OBJECTIVE: Each entry needs to be restated exactly as written.
** begin **
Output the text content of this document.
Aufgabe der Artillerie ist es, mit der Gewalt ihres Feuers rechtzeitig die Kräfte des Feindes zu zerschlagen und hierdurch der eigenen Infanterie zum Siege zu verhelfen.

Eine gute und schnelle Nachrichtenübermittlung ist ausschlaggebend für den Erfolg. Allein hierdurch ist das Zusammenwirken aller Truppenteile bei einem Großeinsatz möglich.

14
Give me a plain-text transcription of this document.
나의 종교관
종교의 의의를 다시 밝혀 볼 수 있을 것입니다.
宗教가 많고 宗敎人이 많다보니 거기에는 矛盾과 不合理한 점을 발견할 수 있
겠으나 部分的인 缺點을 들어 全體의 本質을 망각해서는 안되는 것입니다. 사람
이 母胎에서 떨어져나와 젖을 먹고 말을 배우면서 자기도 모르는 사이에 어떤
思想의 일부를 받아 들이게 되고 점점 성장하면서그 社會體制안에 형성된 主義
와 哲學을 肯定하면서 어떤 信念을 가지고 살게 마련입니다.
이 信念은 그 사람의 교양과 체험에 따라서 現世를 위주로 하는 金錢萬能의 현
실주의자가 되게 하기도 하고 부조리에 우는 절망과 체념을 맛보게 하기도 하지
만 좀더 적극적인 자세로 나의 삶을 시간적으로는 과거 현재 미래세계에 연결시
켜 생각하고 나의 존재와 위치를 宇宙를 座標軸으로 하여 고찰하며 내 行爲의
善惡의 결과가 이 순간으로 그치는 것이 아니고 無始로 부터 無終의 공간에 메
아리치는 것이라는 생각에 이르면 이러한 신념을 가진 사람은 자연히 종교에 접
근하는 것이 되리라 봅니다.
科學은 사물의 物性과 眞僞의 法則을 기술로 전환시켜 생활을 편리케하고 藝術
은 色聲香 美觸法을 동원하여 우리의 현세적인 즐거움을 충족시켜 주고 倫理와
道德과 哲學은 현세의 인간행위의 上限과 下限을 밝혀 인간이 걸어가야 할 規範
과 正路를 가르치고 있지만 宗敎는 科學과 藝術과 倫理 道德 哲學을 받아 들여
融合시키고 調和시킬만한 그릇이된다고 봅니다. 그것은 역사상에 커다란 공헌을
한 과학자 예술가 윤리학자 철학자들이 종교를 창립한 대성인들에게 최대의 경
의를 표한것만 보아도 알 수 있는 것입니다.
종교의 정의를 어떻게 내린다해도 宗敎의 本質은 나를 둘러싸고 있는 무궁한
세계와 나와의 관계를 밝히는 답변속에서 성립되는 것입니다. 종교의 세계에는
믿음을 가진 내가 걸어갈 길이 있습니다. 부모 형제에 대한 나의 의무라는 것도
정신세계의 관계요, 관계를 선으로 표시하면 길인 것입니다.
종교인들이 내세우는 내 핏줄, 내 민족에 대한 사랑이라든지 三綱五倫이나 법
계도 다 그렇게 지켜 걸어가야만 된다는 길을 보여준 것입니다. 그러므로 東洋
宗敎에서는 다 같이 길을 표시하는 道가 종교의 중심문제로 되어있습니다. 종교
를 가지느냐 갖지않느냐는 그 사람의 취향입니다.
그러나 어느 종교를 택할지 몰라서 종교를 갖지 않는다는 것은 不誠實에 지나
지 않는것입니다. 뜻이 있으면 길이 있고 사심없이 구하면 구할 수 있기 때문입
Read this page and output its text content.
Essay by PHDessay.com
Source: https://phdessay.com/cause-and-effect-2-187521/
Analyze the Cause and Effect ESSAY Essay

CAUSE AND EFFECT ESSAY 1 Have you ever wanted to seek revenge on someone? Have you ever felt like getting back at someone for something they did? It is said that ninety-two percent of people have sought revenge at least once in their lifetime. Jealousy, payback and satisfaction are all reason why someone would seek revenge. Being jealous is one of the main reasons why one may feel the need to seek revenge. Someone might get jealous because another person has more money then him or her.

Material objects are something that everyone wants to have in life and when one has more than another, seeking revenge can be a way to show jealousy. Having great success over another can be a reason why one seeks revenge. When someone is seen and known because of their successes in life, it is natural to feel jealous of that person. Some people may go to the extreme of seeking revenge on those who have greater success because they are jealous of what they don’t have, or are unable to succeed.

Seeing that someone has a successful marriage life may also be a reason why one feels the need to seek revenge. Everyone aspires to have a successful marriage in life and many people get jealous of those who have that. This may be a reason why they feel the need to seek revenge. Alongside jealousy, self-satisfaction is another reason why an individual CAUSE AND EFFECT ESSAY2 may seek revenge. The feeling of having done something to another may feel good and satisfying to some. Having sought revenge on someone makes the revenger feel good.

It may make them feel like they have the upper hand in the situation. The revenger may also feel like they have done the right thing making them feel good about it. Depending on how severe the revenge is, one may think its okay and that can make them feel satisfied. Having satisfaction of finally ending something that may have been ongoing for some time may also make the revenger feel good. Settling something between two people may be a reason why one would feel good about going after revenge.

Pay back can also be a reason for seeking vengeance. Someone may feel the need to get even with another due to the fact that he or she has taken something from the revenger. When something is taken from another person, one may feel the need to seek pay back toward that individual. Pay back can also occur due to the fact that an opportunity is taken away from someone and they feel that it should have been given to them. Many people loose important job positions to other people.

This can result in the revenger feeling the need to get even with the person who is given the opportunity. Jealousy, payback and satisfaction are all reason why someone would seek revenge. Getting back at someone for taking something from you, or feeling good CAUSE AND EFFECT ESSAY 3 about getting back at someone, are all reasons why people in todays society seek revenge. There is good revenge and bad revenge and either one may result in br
** end **
SOLUTION TO THE PROBLEM:
Output the text content of this document.
Aufgabe der Artillerie ist es, mit der Gewalt ihres Feuers rechtzeitig die Kräfte des Feindes zu zerschlagen und hierdurch der eigenen Infanterie zum Siege zu verhelfen.

Eine gute und schnelle Nachrichtenübermittlung ist ausschlaggebend für den Erfolg. Allein hierdurch ist das Zusammenwirken aller Truppenteile bei einem Großeinsatz möglich.

14
Give me a plain-text transcription of this document.
나의 종교관
종교의 의의를 다시 밝혀 볼 수 있을 것입니다.
宗教가 많고 宗敎人이 많다보니 거기에는 矛盾과 不合理한 점을 발견할 수 있
겠으나 部分的인 缺點을 들어 全體의 本質을 망각해서는 안되는 것입니다. 사람
이 母胎에서 떨어져나와 젖을 먹고 말을 배우면서 자기도 모르는 사이에 어떤
思想의 일부를 받아 들이게 되고 점점 성장하면서그 社會體制안에 형성된 主義
와 哲學을 肯定하면서 어떤 信念을 가지고 살게 마련입니다.
이 信念은 그 사람의 교양과 체험에 따라서 現世를 위주로 하는 金錢萬能의 현
실주의자가 되게 하기도 하고 부조리에 우는 절망과 체념을 맛보게 하기도 하지
만 좀더 적극적인 자세로 나의 삶을 시간적으로는 과거 현재 미래세계에 연결시
켜 생각하고 나의 존재와 위치를 宇宙를 座標軸으로 하여 고찰하며 내 行爲의
善惡의 결과가 이 순간으로 그치는 것이 아니고 無始로 부터 無終의 공간에 메
아리치는 것이라는 생각에 이르면 이러한 신념을 가진 사람은 자연히 종교에 접
근하는 것이 되리라 봅니다.
科學은 사물의 物性과 眞僞의 法則을 기술로 전환시켜 생활을 편리케하고 藝術
은 色聲香 美觸法을 동원하여 우리의 현세적인 즐거움을 충족시켜 주고 倫理와
道德과 哲學은 현세의 인간행위의 上限과 下限을 밝혀 인간이 걸어가야 할 規範
과 正路를 가르치고 있지만 宗敎는 科學과 藝術과 倫理 道德 哲學을 받아 들여
融合시키고 調和시킬만한 그릇이된다고 봅니다. 그것은 역사상에 커다란 공헌을
한 과학자 예술가 윤리학자 철학자들이 종교를 창립한 대성인들에게 최대의 경
의를 표한것만 보아도 알 수 있는 것입니다.
종교의 정의를 어떻게 내린다해도 宗敎의 本質은 나를 둘러싸고 있는 무궁한
세계와 나와의 관계를 밝히는 답변속에서 성립되는 것입니다. 종교의 세계에는
믿음을 가진 내가 걸어갈 길이 있습니다. 부모 형제에 대한 나의 의무라는 것도
정신세계의 관계요, 관계를 선으로 표시하면 길인 것입니다.
종교인들이 내세우는 내 핏줄, 내 민족에 대한 사랑이라든지 三綱五倫이나 법
계도 다 그렇게 지켜 걸어가야만 된다는 길을 보여준 것입니다. 그러므로 東洋
宗敎에서는 다 같이 길을 표시하는 道가 종교의 중심문제로 되어있습니다. 종교
를 가지느냐 갖지않느냐는 그 사람의 취향입니다.
그러나 어느 종교를 택할지 몰라서 종교를 갖지 않는다는 것은 不誠實에 지나
지 않는것입니다. 뜻이 있으면 길이 있고 사심없이 구하면 구할 수 있기 때문입
Read this page and output its text content.
Essay by PHDessay.com
Source: https://phdessay.com/cause-and-effect-2-187521/
Analyze the Cause and Effect ESSAY Essay

CAUSE AND EFFECT ESSAY 1 Have you ever wanted to seek revenge on someone? Have you ever felt like getting back at someone for something they did? It is said that ninety-two percent of people have sought revenge at least once in their lifetime. Jealousy, payback and satisfaction are all reason why someone would seek revenge. Being jealous is one of the main reasons why one may feel the need to seek revenge. Someone might get jealous because another person has more money then him or her.

Material objects are something that everyone wants to have in life and when one has more than another, seeking revenge can be a way to show jealousy. Having great success over another can be a reason why one seeks revenge. When someone is seen and known because of their successes in life, it is natural to feel jealous of that person. Some people may go to the extreme of seeking revenge on those who have greater success because they are jealous of what they don’t have, or are unable to succeed.

Seeing that someone has a successful marriage life may also be a reason why one feels the need to seek revenge. Everyone aspires to have a successful marriage in life and many people get jealous of those who have that. This may be a reason why they feel the need to seek revenge. Alongside jealousy, self-satisfaction is another reason why an individual CAUSE AND EFFECT ESSAY2 may seek revenge. The feeling of having done something to another may feel good and satisfying to some. Having sought revenge on someone makes the revenger feel good.

It may make them feel like they have the upper hand in the situation. The revenger may also feel like they have done the right thing making them feel good about it. Depending on how severe the revenge is, one may think its okay and that can make them feel satisfied. Having satisfaction of finally ending something that may have been ongoing for some time may also make the revenger feel good. Settling something between two people may be a reason why one would feel good about going after revenge.

Pay back can also be a reason for seeking vengeance. Someone may feel the need to get even with another due to the fact that he or she has taken something from the revenger. When something is taken from another person, one may feel the need to seek pay back toward that individual. Pay back can also occur due to the fact that an opportunity is taken away from someone and they feel that it should have been given to them. Many people loose important job positions to other people.

This can result in the revenger feeling the need to get even with the person who is given the opportunity. Jealousy, payback and satisfaction are all reason why someone would seek revenge. Getting back at someone for taking something from you, or feeling good CAUSE AND EFFECT ESSAY 3 about getting back at someone, are all reasons why people in todays society seek revenge. There is good revenge and bad revenge and either one may result in br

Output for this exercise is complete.